▶ [Given request] Output every entry exactly as written.

[Data items]
↓↓↓
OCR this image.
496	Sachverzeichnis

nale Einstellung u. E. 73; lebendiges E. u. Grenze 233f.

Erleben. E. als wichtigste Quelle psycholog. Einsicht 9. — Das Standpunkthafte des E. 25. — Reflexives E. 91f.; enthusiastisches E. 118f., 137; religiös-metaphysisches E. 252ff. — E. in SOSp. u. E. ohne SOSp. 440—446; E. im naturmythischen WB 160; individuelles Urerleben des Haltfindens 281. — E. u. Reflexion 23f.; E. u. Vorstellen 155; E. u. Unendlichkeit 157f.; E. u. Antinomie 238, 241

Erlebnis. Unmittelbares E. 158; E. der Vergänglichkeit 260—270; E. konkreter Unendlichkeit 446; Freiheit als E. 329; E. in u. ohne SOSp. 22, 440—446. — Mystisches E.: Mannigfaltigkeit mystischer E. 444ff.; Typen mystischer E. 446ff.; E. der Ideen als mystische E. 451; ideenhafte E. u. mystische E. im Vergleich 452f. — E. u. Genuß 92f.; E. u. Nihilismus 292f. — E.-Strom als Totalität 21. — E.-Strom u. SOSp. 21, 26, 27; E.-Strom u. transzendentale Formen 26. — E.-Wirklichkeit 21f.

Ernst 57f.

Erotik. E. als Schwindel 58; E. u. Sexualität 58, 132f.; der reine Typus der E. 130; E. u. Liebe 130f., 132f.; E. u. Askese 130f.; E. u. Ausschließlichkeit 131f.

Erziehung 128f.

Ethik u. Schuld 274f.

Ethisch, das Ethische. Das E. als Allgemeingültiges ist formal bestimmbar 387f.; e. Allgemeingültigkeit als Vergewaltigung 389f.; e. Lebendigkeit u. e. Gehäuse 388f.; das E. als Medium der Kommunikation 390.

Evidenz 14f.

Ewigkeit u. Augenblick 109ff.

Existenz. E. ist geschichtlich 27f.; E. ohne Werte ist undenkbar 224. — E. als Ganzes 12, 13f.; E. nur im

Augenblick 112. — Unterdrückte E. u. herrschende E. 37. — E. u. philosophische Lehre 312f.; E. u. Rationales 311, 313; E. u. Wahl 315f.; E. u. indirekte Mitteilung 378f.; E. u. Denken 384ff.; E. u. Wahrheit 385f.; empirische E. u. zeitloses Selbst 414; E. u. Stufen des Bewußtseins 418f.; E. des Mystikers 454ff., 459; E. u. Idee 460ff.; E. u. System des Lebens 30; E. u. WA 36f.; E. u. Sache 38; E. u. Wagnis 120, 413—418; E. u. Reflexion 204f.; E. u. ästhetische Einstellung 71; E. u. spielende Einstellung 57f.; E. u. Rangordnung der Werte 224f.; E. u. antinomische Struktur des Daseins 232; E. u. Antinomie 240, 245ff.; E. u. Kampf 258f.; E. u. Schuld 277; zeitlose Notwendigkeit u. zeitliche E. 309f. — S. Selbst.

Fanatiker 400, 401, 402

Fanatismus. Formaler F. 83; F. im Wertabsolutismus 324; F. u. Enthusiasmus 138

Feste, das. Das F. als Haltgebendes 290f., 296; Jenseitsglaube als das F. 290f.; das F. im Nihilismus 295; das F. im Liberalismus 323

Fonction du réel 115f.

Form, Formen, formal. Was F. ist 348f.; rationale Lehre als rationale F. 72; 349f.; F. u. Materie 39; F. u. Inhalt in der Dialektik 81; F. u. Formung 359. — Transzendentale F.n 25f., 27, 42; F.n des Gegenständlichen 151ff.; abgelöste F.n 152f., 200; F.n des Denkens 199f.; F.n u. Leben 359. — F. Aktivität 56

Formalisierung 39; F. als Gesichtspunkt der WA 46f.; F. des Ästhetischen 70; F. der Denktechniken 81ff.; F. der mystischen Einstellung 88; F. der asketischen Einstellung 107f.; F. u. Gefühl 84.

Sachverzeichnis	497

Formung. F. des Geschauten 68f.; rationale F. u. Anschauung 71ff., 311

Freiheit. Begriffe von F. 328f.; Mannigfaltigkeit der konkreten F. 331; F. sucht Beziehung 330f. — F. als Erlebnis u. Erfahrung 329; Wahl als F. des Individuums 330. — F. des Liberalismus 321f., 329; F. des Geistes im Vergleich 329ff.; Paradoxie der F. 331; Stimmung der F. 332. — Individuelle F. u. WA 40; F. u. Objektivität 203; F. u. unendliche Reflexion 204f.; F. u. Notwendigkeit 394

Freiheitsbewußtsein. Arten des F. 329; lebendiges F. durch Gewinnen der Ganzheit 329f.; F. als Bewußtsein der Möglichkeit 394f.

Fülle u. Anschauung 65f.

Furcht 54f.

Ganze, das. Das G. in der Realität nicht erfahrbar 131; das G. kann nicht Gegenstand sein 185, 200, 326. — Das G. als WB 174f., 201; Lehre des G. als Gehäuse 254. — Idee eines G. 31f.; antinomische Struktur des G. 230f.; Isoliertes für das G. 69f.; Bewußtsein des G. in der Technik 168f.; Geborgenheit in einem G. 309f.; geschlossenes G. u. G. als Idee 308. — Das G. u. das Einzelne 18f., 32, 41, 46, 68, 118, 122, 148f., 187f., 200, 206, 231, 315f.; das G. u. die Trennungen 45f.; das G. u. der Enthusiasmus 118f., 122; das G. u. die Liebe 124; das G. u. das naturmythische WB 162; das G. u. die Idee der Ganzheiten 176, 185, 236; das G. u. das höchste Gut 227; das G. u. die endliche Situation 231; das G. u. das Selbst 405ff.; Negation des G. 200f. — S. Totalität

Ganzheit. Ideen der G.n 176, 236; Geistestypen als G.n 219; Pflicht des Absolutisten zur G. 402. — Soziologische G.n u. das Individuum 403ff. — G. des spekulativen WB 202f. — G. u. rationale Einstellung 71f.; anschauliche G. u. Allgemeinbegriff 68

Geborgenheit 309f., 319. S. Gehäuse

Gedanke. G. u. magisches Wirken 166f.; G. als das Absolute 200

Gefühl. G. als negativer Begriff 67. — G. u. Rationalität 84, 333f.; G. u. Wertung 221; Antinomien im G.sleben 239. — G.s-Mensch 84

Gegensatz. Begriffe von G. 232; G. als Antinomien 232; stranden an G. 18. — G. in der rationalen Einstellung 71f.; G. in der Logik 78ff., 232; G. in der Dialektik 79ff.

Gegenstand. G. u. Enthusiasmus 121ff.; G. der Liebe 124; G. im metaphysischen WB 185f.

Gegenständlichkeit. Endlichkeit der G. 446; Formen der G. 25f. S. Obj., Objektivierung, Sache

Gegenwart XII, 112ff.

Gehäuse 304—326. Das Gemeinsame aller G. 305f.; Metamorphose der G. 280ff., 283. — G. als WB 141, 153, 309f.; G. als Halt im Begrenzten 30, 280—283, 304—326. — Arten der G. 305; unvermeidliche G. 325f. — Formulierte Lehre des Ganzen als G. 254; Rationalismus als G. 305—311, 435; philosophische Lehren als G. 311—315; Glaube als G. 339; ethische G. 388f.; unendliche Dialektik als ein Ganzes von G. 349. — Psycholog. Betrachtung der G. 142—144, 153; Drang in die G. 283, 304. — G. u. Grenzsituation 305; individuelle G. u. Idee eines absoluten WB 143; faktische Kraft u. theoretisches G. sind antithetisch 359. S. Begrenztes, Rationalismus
↑↑↑
▶ [Exercise solution]
OCR this image.
496	Sachverzeichnis

nale Einstellung u. E. 73; lebendiges E. u. Grenze 233f.

Erleben. E. als wichtigste Quelle psycholog. Einsicht 9. — Das Standpunkthafte des E. 25. — Reflexives E. 91f.; enthusiastisches E. 118f., 137; religiös-metaphysisches E. 252ff. — E. in SOSp. u. E. ohne SOSp. 440—446; E. im naturmythischen WB 160; individuelles Urerleben des Haltfindens 281. — E. u. Reflexion 23f.; E. u. Vorstellen 155; E. u. Unendlichkeit 157f.; E. u. Antinomie 238, 241

Erlebnis. Unmittelbares E. 158; E. der Vergänglichkeit 260—270; E. konkreter Unendlichkeit 446; Freiheit als E. 329; E. in u. ohne SOSp. 22, 440—446. — Mystisches E.: Mannigfaltigkeit mystischer E. 444ff.; Typen mystischer E. 446ff.; E. der Ideen als mystische E. 451; ideenhafte E. u. mystische E. im Vergleich 452f. — E. u. Genuß 92f.; E. u. Nihilismus 292f. — E.-Strom als Totalität 21. — E.-Strom u. SOSp. 21, 26, 27; E.-Strom u. transzendentale Formen 26. — E.-Wirklichkeit 21f.

Ernst 57f.

Erotik. E. als Schwindel 58; E. u. Sexualität 58, 132f.; der reine Typus der E. 130; E. u. Liebe 130f., 132f.; E. u. Askese 130f.; E. u. Ausschließlichkeit 131f.

Erziehung 128f.

Ethik u. Schuld 274f.

Ethisch, das Ethische. Das E. als Allgemeingültiges ist formal bestimmbar 387f.; e. Allgemeingültigkeit als Vergewaltigung 389f.; e. Lebendigkeit u. e. Gehäuse 388f.; das E. als Medium der Kommunikation 390.

Evidenz 14f.

Ewigkeit u. Augenblick 109ff.

Existenz. E. ist geschichtlich 27f.; E. ohne Werte ist undenkbar 224. — E. als Ganzes 12, 13f.; E. nur im

Augenblick 112. — Unterdrückte E. u. herrschende E. 37. — E. u. philosophische Lehre 312f.; E. u. Rationales 311, 313; E. u. Wahl 315f.; E. u. indirekte Mitteilung 378f.; E. u. Denken 384ff.; E. u. Wahrheit 385f.; empirische E. u. zeitloses Selbst 414; E. u. Stufen des Bewußtseins 418f.; E. des Mystikers 454ff., 459; E. u. Idee 460ff.; E. u. System des Lebens 30; E. u. WA 36f.; E. u. Sache 38; E. u. Wagnis 120, 413—418; E. u. Reflexion 204f.; E. u. ästhetische Einstellung 71; E. u. spielende Einstellung 57f.; E. u. Rangordnung der Werte 224f.; E. u. antinomische Struktur des Daseins 232; E. u. Antinomie 240, 245ff.; E. u. Kampf 258f.; E. u. Schuld 277; zeitlose Notwendigkeit u. zeitliche E. 309f. — S. Selbst.

Fanatiker 400, 401, 402

Fanatismus. Formaler F. 83; F. im Wertabsolutismus 324; F. u. Enthusiasmus 138

Feste, das. Das F. als Haltgebendes 290f., 296; Jenseitsglaube als das F. 290f.; das F. im Nihilismus 295; das F. im Liberalismus 323

Fonction du réel 115f.

Form, Formen, formal. Was F. ist 348f.; rationale Lehre als rationale F. 72; 349f.; F. u. Materie 39; F. u. Inhalt in der Dialektik 81; F. u. Formung 359. — Transzendentale F.n 25f., 27, 42; F.n des Gegenständlichen 151ff.; abgelöste F.n 152f., 200; F.n des Denkens 199f.; F.n u. Leben 359. — F. Aktivität 56

Formalisierung 39; F. als Gesichtspunkt der WA 46f.; F. des Ästhetischen 70; F. der Denktechniken 81ff.; F. der mystischen Einstellung 88; F. der asketischen Einstellung 107f.; F. u. Gefühl 84.

Sachverzeichnis	497

Formung. F. des Geschauten 68f.; rationale F. u. Anschauung 71ff., 311

Freiheit. Begriffe von F. 328f.; Mannigfaltigkeit der konkreten F. 331; F. sucht Beziehung 330f. — F. als Erlebnis u. Erfahrung 329; Wahl als F. des Individuums 330. — F. des Liberalismus 321f., 329; F. des Geistes im Vergleich 329ff.; Paradoxie der F. 331; Stimmung der F. 332. — Individuelle F. u. WA 40; F. u. Objektivität 203; F. u. unendliche Reflexion 204f.; F. u. Notwendigkeit 394

Freiheitsbewußtsein. Arten des F. 329; lebendiges F. durch Gewinnen der Ganzheit 329f.; F. als Bewußtsein der Möglichkeit 394f.

Fülle u. Anschauung 65f.

Furcht 54f.

Ganze, das. Das G. in der Realität nicht erfahrbar 131; das G. kann nicht Gegenstand sein 185, 200, 326. — Das G. als WB 174f., 201; Lehre des G. als Gehäuse 254. — Idee eines G. 31f.; antinomische Struktur des G. 230f.; Isoliertes für das G. 69f.; Bewußtsein des G. in der Technik 168f.; Geborgenheit in einem G. 309f.; geschlossenes G. u. G. als Idee 308. — Das G. u. das Einzelne 18f., 32, 41, 46, 68, 118, 122, 148f., 187f., 200, 206, 231, 315f.; das G. u. die Trennungen 45f.; das G. u. der Enthusiasmus 118f., 122; das G. u. die Liebe 124; das G. u. das naturmythische WB 162; das G. u. die Idee der Ganzheiten 176, 185, 236; das G. u. das höchste Gut 227; das G. u. die endliche Situation 231; das G. u. das Selbst 405ff.; Negation des G. 200f. — S. Totalität

Ganzheit. Ideen der G.n 176, 236; Geistestypen als G.n 219; Pflicht des Absolutisten zur G. 402. — Soziologische G.n u. das Individuum 403ff. — G. des spekulativen WB 202f. — G. u. rationale Einstellung 71f.; anschauliche G. u. Allgemeinbegriff 68

Geborgenheit 309f., 319. S. Gehäuse

Gedanke. G. u. magisches Wirken 166f.; G. als das Absolute 200

Gefühl. G. als negativer Begriff 67. — G. u. Rationalität 84, 333f.; G. u. Wertung 221; Antinomien im G.sleben 239. — G.s-Mensch 84

Gegensatz. Begriffe von G. 232; G. als Antinomien 232; stranden an G. 18. — G. in der rationalen Einstellung 71f.; G. in der Logik 78ff., 232; G. in der Dialektik 79ff.

Gegenstand. G. u. Enthusiasmus 121ff.; G. der Liebe 124; G. im metaphysischen WB 185f.

Gegenständlichkeit. Endlichkeit der G. 446; Formen der G. 25f. S. Obj., Objektivierung, Sache

Gegenwart XII, 112ff.

Gehäuse 304—326. Das Gemeinsame aller G. 305f.; Metamorphose der G. 280ff., 283. — G. als WB 141, 153, 309f.; G. als Halt im Begrenzten 30, 280—283, 304—326. — Arten der G. 305; unvermeidliche G. 325f. — Formulierte Lehre des Ganzen als G. 254; Rationalismus als G. 305—311, 435; philosophische Lehren als G. 311—315; Glaube als G. 339; ethische G. 388f.; unendliche Dialektik als ein Ganzes von G. 349. — Psycholog. Betrachtung der G. 142—144, 153; Drang in die G. 283, 304. — G. u. Grenzsituation 305; individuelle G. u. Idee eines absoluten WB 143; faktische Kraft u. theoretisches G. sind antithetisch 359. S. Begrenztes, Rationalismus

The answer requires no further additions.